CHALLENGE: Consider the data that follows and state how many lines contain the string "того", using the number alone.

Extracted data entries
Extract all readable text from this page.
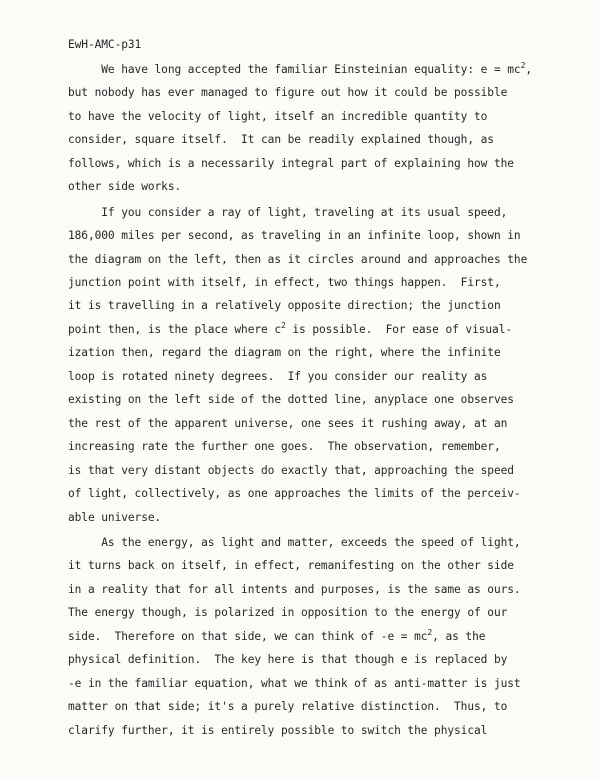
EwH-AMC-p31
We have long accepted the familiar Einsteinian equality: $e = mc^2$,
but nobody has ever managed to figure out how it could be possible
to have the velocity of light, itself an incredible quantity to
consider, square itself.  It can be readily explained though, as
follows, which is a necessarily integral part of explaining how the
other side works.
If you consider a ray of light, traveling at its usual speed,
186,000 miles per second, as traveling in an infinite loop, shown in
the diagram on the left, then as it circles around and approaches the
junction point with itself, in effect, two things happen.  First,
it is travelling in a relatively opposite direction; the junction
point then, is the place where $c^2$ is possible.  For ease of visual-
ization then, regard the diagram on the right, where the infinite
loop is rotated ninety degrees.  If you consider our reality as
existing on the left side of the dotted line, anyplace one observes
the rest of the apparent universe, one sees it rushing away, at an
increasing rate the further one goes.  The observation, remember,
is that very distant objects do exactly that, approaching the speed
of light, collectively, as one approaches the limits of the perceiv-
able universe.
As the energy, as light and matter, exceeds the speed of light,
it turns back on itself, in effect, remanifesting on the other side
in a reality that for all intents and purposes, is the same as ours.
The energy though, is polarized in opposition to the energy of our
side.  Therefore on that side, we can think of $-e = mc^2$, as the
physical definition.  The key here is that though e is replaced by
-e in the familiar equation, what we think of as anti-matter is just
matter on that side; it's a purely relative distinction.  Thus, to
clarify further, it is entirely possible to switch the physical
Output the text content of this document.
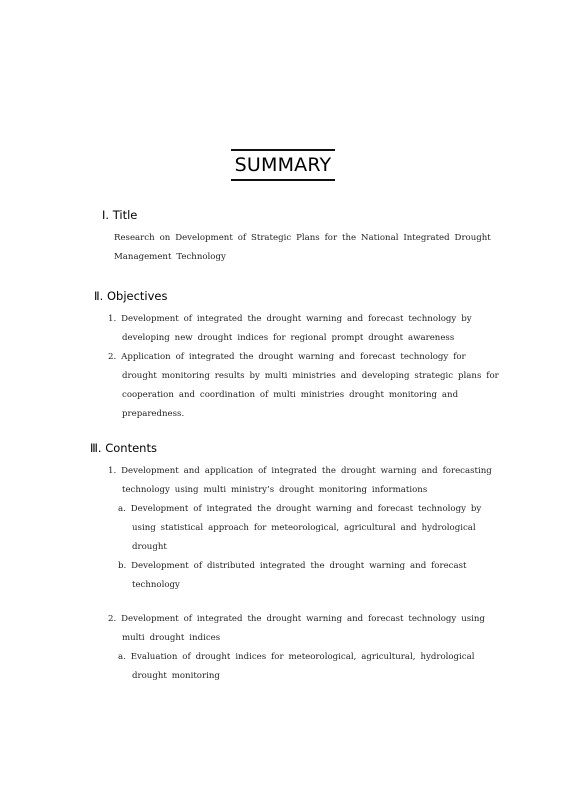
SUMMARY
Ⅰ. Title
Research on Development of Strategic Plans for the National Integrated Drought
Management Technology
Ⅱ. Objectives
1. Development of integrated the drought warning and forecast technology by
developing new drought indices for regional prompt drought awareness
2. Application of integrated the drought warning and forecast technology for
drought monitoring results by multi ministries and developing strategic plans for
cooperation and coordination of multi ministries drought monitoring and
preparedness.
Ⅲ. Contents
1. Development and application of integrated the drought warning and forecasting
technology using multi ministry’s drought monitoring informations
a. Development of integrated the drought warning and forecast technology by
using statistical approach for meteorological, agricultural and hydrological
drought
b. Development of distributed integrated the drought warning and forecast
technology
2. Development of integrated the drought warning and forecast technology using
multi drought indices
a. Evaluation of drought indices for meteorological, agricultural, hydrological
drought monitoring
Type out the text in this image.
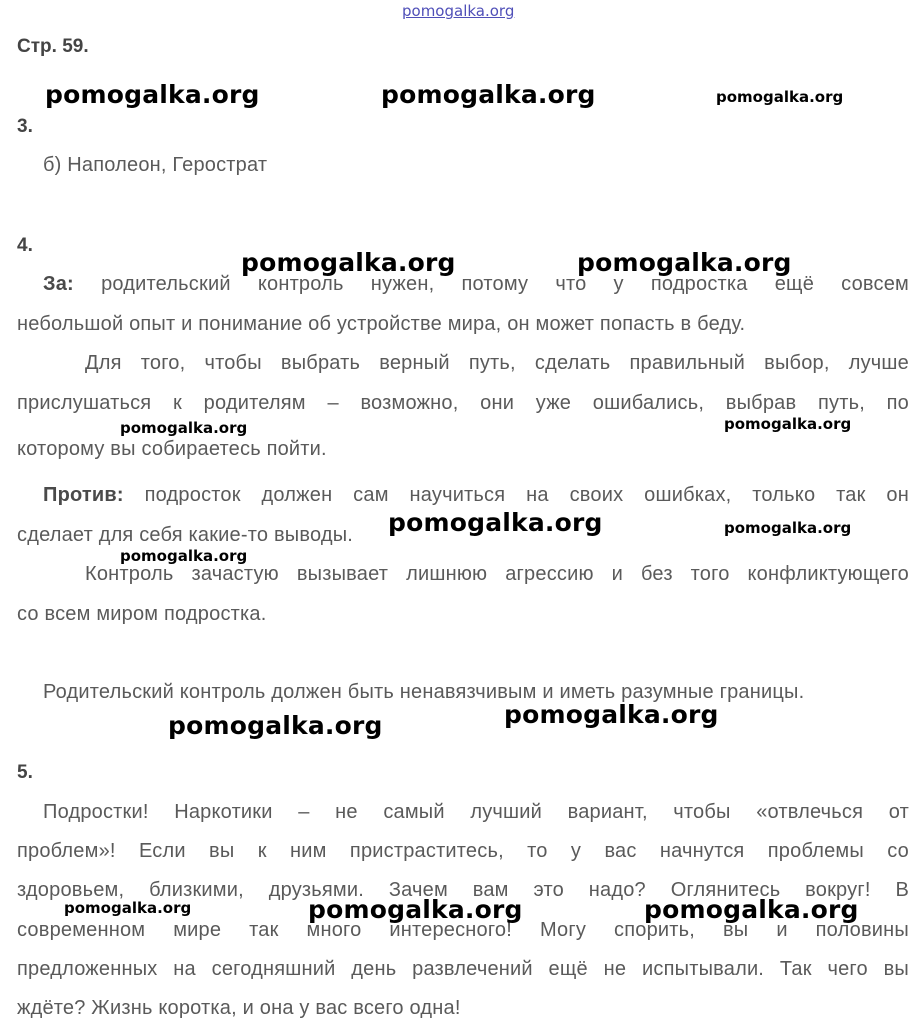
pomogalka.org
Стр. 59.
3.
б) Наполеон, Герострат
4.
За: родительский контроль нужен, потому что у подростка ещё совсем
небольшой опыт и понимание об устройстве мира, он может попасть в беду.
Для того, чтобы выбрать верный путь, сделать правильный выбор, лучше
прислушаться к родителям – возможно, они уже ошибались, выбрав путь, по
которому вы собираетесь пойти.
Против: подросток должен сам научиться на своих ошибках, только так он
сделает для себя какие-то выводы.
Контроль зачастую вызывает лишнюю агрессию и без того конфликтующего
со всем миром подростка.
Родительский контроль должен быть ненавязчивым и иметь разумные границы.
5.
Подростки! Наркотики – не самый лучший вариант, чтобы «отвлечься от
проблем»! Если вы к ним пристраститесь, то у вас начнутся проблемы со
здоровьем, близкими, друзьями. Зачем вам это надо? Оглянитесь вокруг! В
современном мире так много интересного! Могу спорить, вы и половины
предложенных на сегодняшний день развлечений ещё не испытывали. Так чего вы
ждёте? Жизнь коротка, и она у вас всего одна!
pomogalka.org	pomogalka.org	pomogalka.org
pomogalka.org	pomogalka.org
pomogalka.org	pomogalka.org
pomogalka.org	pomogalka.org
pomogalka.org
pomogalka.org
pomogalka.org
pomogalka.org	pomogalka.org	pomogalka.org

WRITTEN SOLUTION: 2